GOAL: Please pull out every line that includes the string "correct".

RAW DATA:
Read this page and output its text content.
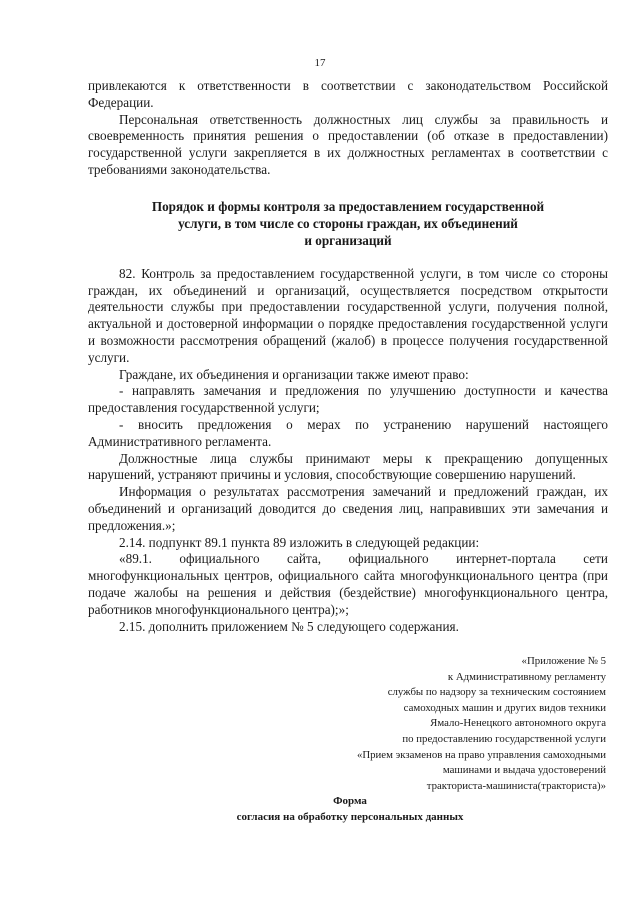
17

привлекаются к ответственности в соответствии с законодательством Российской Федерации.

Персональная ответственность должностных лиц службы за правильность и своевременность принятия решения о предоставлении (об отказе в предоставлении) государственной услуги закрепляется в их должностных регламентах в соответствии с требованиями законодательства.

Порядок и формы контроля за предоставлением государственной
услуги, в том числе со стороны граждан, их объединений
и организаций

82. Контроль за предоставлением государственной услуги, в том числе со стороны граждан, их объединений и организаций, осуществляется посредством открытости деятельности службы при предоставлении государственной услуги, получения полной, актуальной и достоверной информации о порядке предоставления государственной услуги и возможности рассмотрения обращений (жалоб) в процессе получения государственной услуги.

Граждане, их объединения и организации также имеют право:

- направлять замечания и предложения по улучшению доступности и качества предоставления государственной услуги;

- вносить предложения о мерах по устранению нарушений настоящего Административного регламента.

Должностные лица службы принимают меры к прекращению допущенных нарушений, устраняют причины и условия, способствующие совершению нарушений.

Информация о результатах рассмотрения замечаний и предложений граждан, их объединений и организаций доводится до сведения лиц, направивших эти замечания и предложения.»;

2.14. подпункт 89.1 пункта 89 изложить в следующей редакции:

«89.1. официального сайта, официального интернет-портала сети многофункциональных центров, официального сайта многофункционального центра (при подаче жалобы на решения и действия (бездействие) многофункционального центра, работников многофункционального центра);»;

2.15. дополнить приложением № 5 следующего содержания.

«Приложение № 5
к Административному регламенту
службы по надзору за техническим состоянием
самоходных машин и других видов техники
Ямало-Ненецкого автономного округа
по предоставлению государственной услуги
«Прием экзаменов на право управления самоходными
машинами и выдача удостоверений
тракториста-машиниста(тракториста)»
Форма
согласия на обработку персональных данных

* * *

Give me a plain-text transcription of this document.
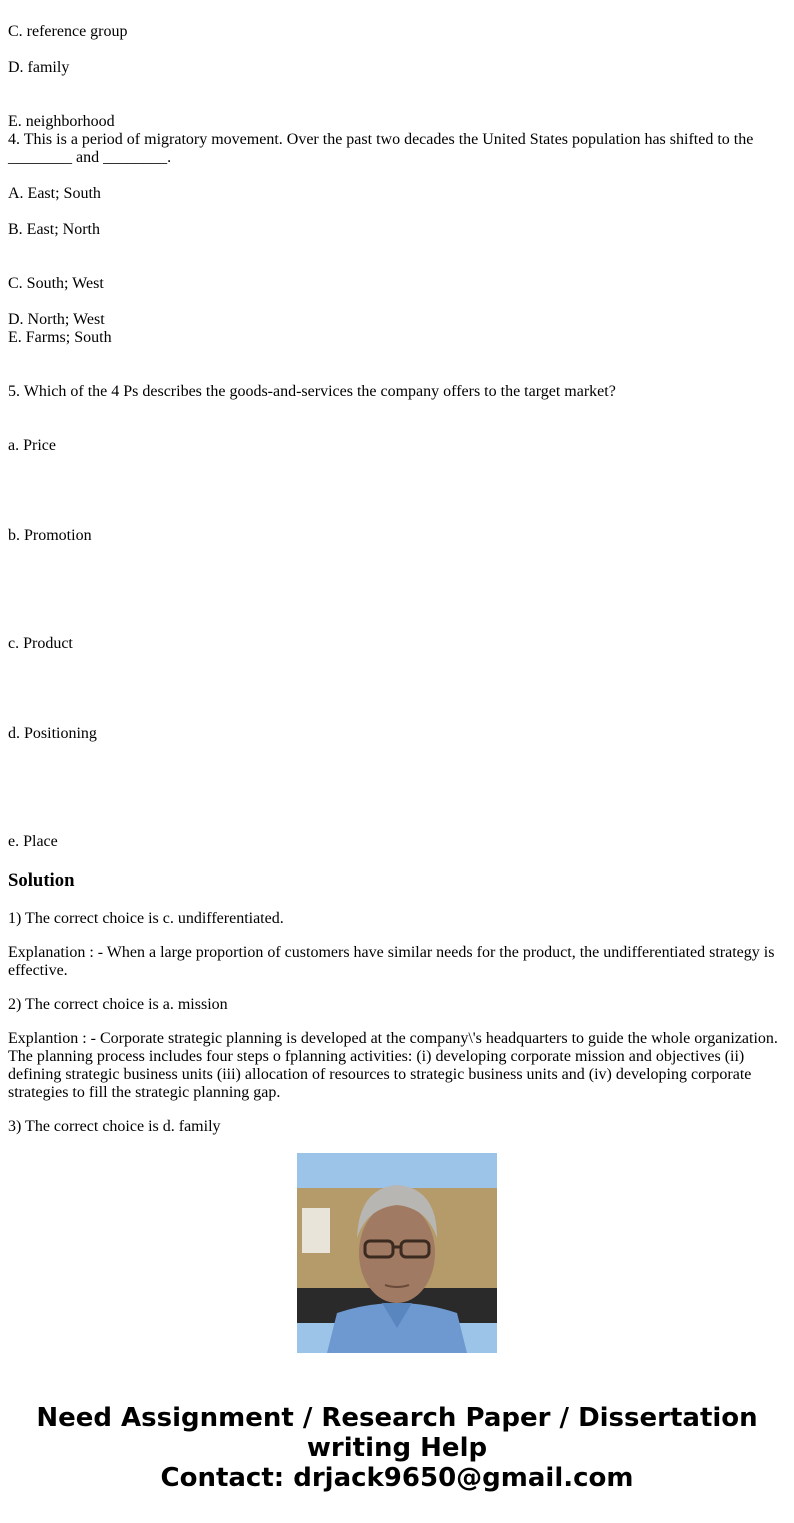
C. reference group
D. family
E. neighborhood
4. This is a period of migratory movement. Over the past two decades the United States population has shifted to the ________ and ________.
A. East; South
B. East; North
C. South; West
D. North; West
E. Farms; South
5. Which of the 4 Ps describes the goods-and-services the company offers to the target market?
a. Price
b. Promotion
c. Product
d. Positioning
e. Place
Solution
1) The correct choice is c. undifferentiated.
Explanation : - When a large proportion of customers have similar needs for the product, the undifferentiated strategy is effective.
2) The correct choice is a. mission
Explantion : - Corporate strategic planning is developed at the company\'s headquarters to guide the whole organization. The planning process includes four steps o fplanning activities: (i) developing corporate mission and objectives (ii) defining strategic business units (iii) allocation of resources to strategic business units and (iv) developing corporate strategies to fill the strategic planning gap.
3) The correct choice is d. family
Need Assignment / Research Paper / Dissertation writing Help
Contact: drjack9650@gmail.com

---

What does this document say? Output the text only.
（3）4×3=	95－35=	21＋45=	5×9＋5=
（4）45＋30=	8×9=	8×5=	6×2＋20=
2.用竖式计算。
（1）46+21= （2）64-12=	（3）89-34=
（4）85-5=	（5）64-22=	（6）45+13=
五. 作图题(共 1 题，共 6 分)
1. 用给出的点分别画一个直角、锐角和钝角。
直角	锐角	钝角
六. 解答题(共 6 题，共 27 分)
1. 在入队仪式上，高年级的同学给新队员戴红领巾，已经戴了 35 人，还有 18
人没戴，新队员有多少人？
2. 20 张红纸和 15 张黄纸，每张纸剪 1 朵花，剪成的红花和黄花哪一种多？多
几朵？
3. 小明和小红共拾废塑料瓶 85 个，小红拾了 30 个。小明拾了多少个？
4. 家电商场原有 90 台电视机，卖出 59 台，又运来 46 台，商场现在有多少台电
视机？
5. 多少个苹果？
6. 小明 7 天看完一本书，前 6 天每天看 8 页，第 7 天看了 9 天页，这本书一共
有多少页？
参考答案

FULL OUTPUT:
1) The correct choice is c. undifferentiated.
2) The correct choice is a. mission
3) The correct choice is d. family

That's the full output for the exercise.